- WHAT YOU NEED TO DO:
Give every line from the entries that contains "color".

+++++

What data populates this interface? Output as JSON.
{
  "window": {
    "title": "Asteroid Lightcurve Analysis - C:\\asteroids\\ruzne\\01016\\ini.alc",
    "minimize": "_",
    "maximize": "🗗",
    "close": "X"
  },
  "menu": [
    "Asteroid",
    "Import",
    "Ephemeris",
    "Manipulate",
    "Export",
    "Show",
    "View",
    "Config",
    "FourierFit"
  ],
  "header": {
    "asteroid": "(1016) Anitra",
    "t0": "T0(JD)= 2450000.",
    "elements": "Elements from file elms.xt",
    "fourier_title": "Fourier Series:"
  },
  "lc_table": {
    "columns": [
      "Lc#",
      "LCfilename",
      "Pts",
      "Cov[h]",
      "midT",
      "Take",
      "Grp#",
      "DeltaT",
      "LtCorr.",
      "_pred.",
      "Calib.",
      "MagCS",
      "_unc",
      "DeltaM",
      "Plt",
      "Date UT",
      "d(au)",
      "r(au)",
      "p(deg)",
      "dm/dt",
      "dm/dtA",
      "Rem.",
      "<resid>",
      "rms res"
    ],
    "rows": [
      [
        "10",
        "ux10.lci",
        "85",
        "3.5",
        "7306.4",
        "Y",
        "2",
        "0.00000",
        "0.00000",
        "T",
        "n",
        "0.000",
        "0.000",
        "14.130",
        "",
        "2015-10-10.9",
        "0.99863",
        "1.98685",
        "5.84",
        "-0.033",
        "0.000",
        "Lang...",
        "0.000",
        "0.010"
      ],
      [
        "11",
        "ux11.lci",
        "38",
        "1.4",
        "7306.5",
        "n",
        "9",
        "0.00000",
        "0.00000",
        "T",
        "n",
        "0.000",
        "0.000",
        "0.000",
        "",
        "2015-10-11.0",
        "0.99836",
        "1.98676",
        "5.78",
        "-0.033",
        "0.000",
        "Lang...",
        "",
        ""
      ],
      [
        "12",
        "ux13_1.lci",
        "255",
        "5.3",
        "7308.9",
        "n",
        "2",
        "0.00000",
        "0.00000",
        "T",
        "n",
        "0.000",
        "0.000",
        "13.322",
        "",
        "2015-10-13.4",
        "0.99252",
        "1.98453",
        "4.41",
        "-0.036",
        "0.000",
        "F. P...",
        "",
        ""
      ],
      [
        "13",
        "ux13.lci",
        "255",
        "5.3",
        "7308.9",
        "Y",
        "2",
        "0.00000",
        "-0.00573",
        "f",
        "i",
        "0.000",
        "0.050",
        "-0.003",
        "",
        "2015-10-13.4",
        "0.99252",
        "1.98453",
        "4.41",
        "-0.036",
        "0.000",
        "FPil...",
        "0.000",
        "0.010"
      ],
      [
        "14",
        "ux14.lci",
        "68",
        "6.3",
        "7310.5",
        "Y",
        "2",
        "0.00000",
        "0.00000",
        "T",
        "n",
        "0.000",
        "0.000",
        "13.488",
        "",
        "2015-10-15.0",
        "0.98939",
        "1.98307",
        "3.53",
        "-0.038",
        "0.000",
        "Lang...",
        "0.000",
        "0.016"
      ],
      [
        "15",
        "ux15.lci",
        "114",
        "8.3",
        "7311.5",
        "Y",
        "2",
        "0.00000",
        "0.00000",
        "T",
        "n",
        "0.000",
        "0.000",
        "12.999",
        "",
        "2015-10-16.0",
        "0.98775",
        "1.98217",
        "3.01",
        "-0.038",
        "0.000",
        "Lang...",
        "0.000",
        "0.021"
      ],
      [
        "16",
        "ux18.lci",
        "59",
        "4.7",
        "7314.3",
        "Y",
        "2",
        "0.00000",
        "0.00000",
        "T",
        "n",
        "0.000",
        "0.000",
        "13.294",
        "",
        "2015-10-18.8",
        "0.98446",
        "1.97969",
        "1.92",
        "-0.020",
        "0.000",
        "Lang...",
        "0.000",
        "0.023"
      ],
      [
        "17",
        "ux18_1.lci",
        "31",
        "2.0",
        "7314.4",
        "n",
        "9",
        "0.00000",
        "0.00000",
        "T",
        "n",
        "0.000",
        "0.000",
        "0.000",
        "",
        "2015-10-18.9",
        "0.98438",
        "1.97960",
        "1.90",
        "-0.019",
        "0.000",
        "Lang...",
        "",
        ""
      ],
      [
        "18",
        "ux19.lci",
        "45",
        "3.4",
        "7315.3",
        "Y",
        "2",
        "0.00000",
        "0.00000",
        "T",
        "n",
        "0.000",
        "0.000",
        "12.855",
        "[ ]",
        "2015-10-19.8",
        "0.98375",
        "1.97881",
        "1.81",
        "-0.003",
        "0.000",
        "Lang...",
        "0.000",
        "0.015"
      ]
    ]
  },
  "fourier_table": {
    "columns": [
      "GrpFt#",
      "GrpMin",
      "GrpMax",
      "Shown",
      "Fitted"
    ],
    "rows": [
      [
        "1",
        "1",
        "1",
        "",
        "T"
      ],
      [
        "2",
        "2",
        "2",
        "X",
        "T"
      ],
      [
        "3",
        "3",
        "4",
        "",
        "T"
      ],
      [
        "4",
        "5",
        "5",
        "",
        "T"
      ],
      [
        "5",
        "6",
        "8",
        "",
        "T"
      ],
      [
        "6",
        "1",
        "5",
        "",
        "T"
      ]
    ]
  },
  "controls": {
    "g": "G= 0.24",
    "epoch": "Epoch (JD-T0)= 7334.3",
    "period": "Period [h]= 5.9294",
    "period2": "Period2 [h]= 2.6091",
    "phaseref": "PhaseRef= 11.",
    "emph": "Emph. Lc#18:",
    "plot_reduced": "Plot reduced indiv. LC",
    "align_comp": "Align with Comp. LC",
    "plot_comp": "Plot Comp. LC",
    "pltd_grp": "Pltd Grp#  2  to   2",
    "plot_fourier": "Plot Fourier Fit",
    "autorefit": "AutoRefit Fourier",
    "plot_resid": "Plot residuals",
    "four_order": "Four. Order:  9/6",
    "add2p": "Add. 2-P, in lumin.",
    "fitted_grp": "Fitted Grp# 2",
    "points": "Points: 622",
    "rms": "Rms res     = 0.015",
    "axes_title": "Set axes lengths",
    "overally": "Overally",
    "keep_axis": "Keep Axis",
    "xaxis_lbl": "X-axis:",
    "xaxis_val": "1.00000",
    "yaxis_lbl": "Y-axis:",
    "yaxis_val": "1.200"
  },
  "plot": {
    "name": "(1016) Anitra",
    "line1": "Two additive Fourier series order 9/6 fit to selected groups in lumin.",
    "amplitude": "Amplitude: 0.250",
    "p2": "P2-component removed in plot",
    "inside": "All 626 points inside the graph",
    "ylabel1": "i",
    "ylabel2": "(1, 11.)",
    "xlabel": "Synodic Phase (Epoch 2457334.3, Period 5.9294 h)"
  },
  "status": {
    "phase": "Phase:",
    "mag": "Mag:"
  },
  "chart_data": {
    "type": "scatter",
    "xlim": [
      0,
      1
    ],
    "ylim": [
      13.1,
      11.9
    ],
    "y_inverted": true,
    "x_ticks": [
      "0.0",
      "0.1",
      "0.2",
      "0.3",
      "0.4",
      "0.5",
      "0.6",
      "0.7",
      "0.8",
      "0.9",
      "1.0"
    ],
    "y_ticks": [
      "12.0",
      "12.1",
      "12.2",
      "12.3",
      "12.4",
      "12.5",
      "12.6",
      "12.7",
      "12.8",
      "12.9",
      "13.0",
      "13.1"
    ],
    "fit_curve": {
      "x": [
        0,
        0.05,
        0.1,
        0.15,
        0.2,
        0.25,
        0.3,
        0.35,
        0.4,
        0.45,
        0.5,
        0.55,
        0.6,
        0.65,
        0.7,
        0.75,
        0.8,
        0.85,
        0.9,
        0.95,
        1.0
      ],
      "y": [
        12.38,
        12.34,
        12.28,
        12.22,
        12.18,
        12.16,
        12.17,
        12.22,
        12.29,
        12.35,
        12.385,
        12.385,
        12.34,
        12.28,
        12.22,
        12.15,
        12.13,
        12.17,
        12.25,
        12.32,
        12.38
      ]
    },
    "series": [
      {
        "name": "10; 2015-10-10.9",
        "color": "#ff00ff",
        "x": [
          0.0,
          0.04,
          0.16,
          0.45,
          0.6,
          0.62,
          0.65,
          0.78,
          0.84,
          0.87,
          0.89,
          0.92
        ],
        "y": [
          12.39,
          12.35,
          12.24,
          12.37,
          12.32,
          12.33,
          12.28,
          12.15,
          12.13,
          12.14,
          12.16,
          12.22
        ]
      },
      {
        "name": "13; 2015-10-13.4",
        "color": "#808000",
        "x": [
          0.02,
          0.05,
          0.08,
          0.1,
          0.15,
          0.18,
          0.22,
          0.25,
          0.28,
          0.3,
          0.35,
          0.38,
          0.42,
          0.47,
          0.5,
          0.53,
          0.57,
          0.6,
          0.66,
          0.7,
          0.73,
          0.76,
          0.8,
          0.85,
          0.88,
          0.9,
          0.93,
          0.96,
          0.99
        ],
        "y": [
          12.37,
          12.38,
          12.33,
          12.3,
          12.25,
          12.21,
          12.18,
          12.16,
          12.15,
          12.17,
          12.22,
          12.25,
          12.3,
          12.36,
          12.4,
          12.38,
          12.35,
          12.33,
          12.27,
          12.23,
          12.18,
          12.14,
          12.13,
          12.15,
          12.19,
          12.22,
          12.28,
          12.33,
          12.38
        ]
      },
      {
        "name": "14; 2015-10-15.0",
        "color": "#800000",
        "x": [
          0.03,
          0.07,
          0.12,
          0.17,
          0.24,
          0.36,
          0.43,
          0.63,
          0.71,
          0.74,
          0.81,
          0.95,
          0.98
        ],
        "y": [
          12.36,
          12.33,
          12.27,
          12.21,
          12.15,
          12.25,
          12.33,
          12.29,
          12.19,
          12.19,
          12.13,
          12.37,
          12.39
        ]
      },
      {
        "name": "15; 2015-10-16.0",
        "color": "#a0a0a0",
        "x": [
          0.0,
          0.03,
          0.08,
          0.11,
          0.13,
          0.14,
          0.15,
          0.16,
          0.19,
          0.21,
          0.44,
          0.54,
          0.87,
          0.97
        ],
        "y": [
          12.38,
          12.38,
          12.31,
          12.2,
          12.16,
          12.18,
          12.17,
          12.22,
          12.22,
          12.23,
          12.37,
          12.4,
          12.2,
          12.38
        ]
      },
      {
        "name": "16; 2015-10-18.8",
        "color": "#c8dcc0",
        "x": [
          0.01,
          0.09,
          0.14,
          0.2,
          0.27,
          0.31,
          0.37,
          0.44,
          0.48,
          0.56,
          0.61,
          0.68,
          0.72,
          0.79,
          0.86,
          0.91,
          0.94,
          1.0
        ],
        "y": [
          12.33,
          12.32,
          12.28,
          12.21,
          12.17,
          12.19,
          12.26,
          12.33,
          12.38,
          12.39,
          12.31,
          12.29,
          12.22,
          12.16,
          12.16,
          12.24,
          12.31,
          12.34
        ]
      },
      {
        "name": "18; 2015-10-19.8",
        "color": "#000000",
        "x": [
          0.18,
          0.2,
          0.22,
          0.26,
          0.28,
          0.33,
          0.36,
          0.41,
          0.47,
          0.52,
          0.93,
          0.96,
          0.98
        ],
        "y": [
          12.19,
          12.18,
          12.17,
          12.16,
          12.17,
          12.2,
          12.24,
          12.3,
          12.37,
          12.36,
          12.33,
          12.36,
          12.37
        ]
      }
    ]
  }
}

+++++

- ANSWER BELOW:
        "color": "#ff00ff",
        "color": "#808000",
        "color": "#800000",
        "color": "#a0a0a0",
        "color": "#c8dcc0",
        "color": "#000000",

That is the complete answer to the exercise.